Dataset items

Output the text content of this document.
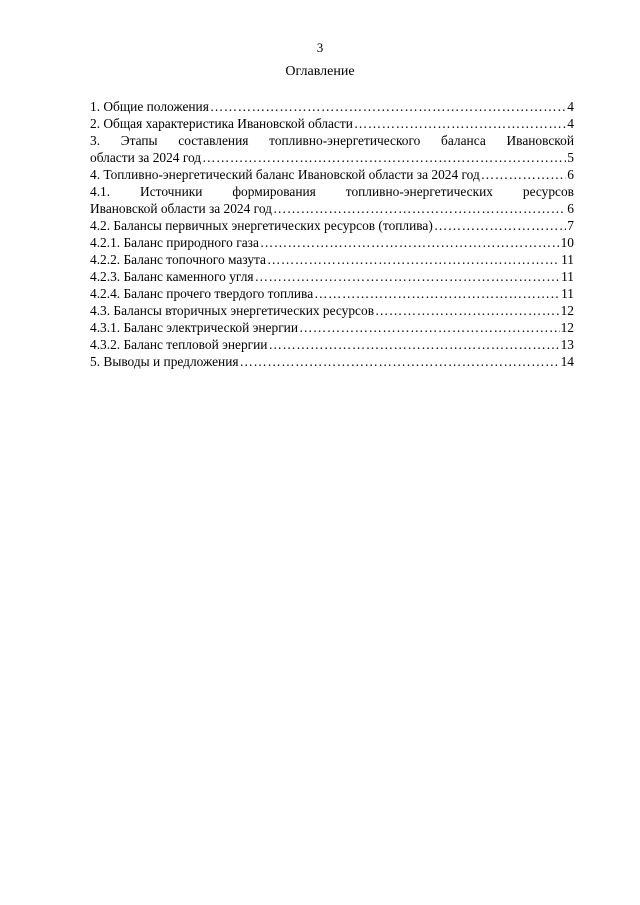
3
Оглавление
1. Общие положения …………………………………………………………………………………………………………………………………………………………………………………………………………	4
2. Общая характеристика Ивановской области …………………………………………………………………………………………………………………………………………………………………………………………………………	4
3. Этапы составления топливно-энергетического баланса Ивановской
области за 2024 год …………………………………………………………………………………………………………………………………………………………………………………………………………	5
4. Топливно-энергетический баланс Ивановской области за 2024 год …………………………………………………………………………………………………………………………………………………………………………………………………………	6
4.1. Источники формирования топливно-энергетических ресурсов
Ивановской области за 2024 год …………………………………………………………………………………………………………………………………………………………………………………………………………	6
4.2. Балансы первичных энергетических ресурсов (топлива) …………………………………………………………………………………………………………………………………………………………………………………………………………	7
4.2.1. Баланс природного газа …………………………………………………………………………………………………………………………………………………………………………………………………………	10
4.2.2. Баланс топочного мазута …………………………………………………………………………………………………………………………………………………………………………………………………………	11
4.2.3. Баланс каменного угля …………………………………………………………………………………………………………………………………………………………………………………………………………	11
4.2.4. Баланс прочего твердого топлива …………………………………………………………………………………………………………………………………………………………………………………………………………	11
4.3. Балансы вторичных энергетических ресурсов …………………………………………………………………………………………………………………………………………………………………………………………………………	12
4.3.1. Баланс электрической энергии …………………………………………………………………………………………………………………………………………………………………………………………………………	12
4.3.2. Баланс тепловой энергии …………………………………………………………………………………………………………………………………………………………………………………………………………	13
5. Выводы и предложения …………………………………………………………………………………………………………………………………………………………………………………………………………	14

**Instructions to follow:** Find the word "Ивановской" in the records and pull out each line that has it.

**Exercise answer:**
2. Общая характеристика Ивановской области …………………………………………………………………………………………………………………………………………………………………………………………………………	4
3. Этапы составления топливно-энергетического баланса Ивановской
4. Топливно-энергетический баланс Ивановской области за 2024 год …………………………………………………………………………………………………………………………………………………………………………………………………………	6
Ивановской области за 2024 год …………………………………………………………………………………………………………………………………………………………………………………………………………	6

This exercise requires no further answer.